#### PROVIDED MATERIAL
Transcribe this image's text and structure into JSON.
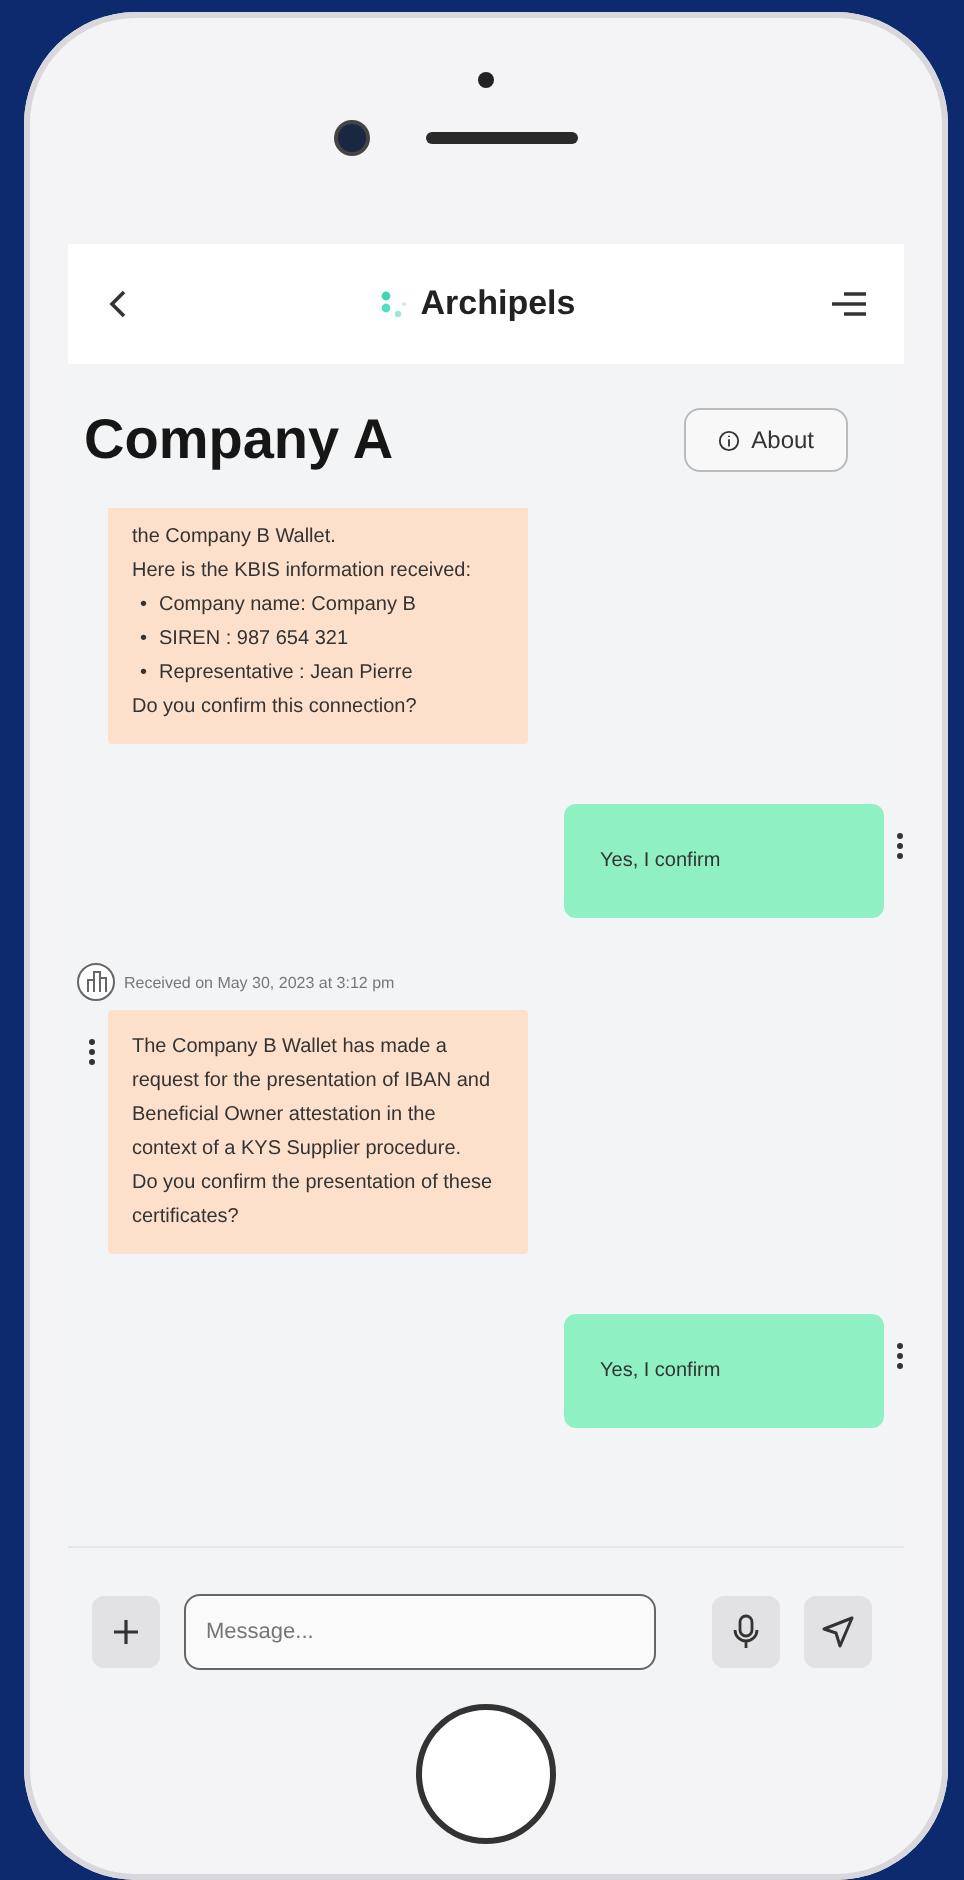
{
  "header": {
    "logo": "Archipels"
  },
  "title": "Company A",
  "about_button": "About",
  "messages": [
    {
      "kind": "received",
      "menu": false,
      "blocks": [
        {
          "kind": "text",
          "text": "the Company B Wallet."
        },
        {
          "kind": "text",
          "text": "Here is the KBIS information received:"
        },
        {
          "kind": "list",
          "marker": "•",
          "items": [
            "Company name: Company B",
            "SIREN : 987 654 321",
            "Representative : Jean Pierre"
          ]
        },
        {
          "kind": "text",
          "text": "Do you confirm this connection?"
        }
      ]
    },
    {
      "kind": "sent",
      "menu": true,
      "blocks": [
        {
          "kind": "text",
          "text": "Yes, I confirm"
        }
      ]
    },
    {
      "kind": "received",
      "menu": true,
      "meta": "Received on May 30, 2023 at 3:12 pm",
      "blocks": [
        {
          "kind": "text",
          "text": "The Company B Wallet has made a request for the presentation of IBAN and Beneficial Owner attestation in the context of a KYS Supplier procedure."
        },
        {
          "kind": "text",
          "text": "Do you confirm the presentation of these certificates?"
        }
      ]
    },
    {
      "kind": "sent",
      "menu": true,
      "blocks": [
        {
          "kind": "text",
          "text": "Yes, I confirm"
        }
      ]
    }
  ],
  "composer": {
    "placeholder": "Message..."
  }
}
########
#### PROVIDED MATERIAL
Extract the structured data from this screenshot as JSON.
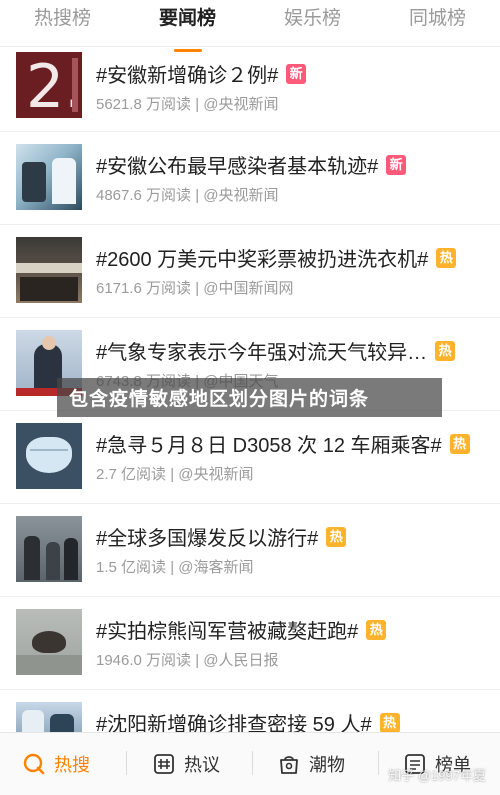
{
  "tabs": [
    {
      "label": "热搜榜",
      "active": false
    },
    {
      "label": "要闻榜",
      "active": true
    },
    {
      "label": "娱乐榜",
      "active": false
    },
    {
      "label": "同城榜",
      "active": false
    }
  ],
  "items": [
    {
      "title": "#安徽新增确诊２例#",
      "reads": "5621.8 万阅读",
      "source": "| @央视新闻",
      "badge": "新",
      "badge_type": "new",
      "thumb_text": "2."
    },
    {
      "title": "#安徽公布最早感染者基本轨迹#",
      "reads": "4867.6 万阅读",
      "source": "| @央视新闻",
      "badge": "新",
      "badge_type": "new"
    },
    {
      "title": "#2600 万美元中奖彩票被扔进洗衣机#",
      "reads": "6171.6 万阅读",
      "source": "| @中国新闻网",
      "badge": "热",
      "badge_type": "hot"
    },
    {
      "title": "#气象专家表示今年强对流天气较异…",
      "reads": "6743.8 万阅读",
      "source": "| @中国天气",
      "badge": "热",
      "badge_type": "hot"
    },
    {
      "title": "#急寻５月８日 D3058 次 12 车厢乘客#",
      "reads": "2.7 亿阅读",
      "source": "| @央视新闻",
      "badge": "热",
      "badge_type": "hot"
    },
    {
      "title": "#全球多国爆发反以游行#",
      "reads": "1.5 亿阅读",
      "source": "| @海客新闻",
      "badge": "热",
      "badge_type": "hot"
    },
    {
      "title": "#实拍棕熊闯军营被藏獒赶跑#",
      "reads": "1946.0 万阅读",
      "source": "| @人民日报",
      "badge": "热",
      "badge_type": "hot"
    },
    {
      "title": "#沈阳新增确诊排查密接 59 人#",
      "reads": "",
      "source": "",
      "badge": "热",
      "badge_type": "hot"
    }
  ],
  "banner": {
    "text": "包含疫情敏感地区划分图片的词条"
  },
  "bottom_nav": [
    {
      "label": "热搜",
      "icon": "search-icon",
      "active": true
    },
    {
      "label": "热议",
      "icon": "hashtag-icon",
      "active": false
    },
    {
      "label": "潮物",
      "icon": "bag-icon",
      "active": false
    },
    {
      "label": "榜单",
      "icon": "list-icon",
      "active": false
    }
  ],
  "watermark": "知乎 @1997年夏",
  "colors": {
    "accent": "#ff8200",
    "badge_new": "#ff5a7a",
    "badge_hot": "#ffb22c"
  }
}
########
• _TASK DESCRIPTION_:
Report how many lines of the records above contain the word "Company", and give only that number.

• _RESPONSE_:
4